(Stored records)
..........

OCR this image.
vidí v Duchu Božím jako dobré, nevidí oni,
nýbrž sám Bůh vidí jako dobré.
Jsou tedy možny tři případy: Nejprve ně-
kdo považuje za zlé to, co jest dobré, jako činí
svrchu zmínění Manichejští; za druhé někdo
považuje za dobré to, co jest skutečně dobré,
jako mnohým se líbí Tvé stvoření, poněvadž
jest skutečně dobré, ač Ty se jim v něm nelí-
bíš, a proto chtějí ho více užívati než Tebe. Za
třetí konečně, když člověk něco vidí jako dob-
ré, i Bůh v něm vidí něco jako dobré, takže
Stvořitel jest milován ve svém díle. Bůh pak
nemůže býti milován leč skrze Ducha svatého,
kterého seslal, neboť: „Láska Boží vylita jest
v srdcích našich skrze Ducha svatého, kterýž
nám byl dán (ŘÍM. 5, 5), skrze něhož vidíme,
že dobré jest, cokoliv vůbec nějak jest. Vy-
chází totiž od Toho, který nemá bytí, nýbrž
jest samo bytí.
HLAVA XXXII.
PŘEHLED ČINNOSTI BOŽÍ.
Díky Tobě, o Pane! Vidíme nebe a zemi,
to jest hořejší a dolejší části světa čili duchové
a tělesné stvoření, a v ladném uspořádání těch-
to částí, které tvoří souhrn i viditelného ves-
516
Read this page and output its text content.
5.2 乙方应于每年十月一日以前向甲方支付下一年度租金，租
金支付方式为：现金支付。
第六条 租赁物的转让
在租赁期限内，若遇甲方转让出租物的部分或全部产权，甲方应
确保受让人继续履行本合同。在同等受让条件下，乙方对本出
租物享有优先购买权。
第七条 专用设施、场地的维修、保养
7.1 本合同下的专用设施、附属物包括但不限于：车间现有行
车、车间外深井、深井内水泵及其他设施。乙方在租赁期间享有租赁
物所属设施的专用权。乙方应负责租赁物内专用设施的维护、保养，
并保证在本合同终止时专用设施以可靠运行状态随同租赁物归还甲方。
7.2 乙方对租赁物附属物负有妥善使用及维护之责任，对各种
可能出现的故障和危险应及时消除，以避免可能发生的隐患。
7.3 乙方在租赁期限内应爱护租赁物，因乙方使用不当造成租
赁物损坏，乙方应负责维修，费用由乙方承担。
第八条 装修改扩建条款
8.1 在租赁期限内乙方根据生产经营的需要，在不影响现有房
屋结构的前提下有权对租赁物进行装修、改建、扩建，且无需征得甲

..........

(Exercise description) Quote all the records. Keep every word exact.

(Task output)
OCR this image.
vidí v Duchu Božím jako dobré, nevidí oni,
nýbrž sám Bůh vidí jako dobré.
Jsou tedy možny tři případy: Nejprve ně-
kdo považuje za zlé to, co jest dobré, jako činí
svrchu zmínění Manichejští; za druhé někdo
považuje za dobré to, co jest skutečně dobré,
jako mnohým se líbí Tvé stvoření, poněvadž
jest skutečně dobré, ač Ty se jim v něm nelí-
bíš, a proto chtějí ho více užívati než Tebe. Za
třetí konečně, když člověk něco vidí jako dob-
ré, i Bůh v něm vidí něco jako dobré, takže
Stvořitel jest milován ve svém díle. Bůh pak
nemůže býti milován leč skrze Ducha svatého,
kterého seslal, neboť: „Láska Boží vylita jest
v srdcích našich skrze Ducha svatého, kterýž
nám byl dán (ŘÍM. 5, 5), skrze něhož vidíme,
že dobré jest, cokoliv vůbec nějak jest. Vy-
chází totiž od Toho, který nemá bytí, nýbrž
jest samo bytí.
HLAVA XXXII.
PŘEHLED ČINNOSTI BOŽÍ.
Díky Tobě, o Pane! Vidíme nebe a zemi,
to jest hořejší a dolejší části světa čili duchové
a tělesné stvoření, a v ladném uspořádání těch-
to částí, které tvoří souhrn i viditelného ves-
516
Read this page and output its text content.
5.2 乙方应于每年十月一日以前向甲方支付下一年度租金，租
金支付方式为：现金支付。
第六条 租赁物的转让
在租赁期限内，若遇甲方转让出租物的部分或全部产权，甲方应
确保受让人继续履行本合同。在同等受让条件下，乙方对本出
租物享有优先购买权。
第七条 专用设施、场地的维修、保养
7.1 本合同下的专用设施、附属物包括但不限于：车间现有行
车、车间外深井、深井内水泵及其他设施。乙方在租赁期间享有租赁
物所属设施的专用权。乙方应负责租赁物内专用设施的维护、保养，
并保证在本合同终止时专用设施以可靠运行状态随同租赁物归还甲方。
7.2 乙方对租赁物附属物负有妥善使用及维护之责任，对各种
可能出现的故障和危险应及时消除，以避免可能发生的隐患。
7.3 乙方在租赁期限内应爱护租赁物，因乙方使用不当造成租
赁物损坏，乙方应负责维修，费用由乙方承担。
第八条 装修改扩建条款
8.1 在租赁期限内乙方根据生产经营的需要，在不影响现有房
屋结构的前提下有权对租赁物进行装修、改建、扩建，且无需征得甲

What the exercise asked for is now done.